▼

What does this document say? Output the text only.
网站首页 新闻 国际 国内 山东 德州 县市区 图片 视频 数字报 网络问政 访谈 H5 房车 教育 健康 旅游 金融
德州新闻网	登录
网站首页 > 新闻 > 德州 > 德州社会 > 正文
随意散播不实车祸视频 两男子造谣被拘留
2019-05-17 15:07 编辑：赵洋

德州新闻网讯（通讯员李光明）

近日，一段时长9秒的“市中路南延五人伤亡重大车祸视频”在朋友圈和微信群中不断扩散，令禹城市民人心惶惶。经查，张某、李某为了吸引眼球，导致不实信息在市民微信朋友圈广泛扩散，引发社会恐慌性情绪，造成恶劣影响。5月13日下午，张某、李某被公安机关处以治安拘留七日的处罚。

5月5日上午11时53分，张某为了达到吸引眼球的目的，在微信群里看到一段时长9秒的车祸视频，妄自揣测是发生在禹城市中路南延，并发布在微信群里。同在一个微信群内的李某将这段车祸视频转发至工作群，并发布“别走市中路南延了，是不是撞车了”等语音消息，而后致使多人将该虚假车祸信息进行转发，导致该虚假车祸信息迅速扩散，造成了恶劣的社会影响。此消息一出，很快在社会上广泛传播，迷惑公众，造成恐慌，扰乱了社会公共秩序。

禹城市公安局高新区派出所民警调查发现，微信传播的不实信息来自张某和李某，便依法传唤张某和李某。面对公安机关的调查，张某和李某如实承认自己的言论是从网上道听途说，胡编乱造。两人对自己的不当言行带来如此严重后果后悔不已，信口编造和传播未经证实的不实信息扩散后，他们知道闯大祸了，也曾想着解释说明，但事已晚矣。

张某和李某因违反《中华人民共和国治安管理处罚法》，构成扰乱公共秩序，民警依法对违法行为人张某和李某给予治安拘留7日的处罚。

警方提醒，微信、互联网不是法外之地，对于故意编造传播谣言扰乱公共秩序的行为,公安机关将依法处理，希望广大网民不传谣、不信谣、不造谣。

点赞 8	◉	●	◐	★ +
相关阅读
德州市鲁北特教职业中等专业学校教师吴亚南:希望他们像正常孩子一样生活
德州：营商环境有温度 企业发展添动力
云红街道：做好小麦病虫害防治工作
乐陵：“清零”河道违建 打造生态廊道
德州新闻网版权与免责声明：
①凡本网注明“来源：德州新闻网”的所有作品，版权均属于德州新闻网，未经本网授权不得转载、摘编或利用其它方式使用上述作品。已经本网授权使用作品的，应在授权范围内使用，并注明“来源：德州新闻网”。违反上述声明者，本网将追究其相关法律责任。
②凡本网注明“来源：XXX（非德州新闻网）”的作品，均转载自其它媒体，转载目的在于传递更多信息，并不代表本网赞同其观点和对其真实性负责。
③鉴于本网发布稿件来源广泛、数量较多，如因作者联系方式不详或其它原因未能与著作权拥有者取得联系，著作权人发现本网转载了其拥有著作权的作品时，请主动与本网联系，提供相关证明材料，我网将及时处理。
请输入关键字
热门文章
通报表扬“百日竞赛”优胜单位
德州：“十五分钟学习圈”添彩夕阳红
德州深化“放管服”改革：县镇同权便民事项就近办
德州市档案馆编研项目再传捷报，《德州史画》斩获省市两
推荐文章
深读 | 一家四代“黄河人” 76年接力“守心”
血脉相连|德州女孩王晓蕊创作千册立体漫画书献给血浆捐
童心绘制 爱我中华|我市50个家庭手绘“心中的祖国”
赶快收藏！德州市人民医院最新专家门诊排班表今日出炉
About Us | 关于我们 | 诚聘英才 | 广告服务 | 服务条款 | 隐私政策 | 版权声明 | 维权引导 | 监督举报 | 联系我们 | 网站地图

▲

Scan the material above for the string "网站首页" and report each line where you find it.

网站首页 新闻 国际 国内 山东 德州 县市区 图片 视频 数字报 网络问政 访谈 H5 房车 教育 健康 旅游 金融
网站首页 > 新闻 > 德州 > 德州社会 > 正文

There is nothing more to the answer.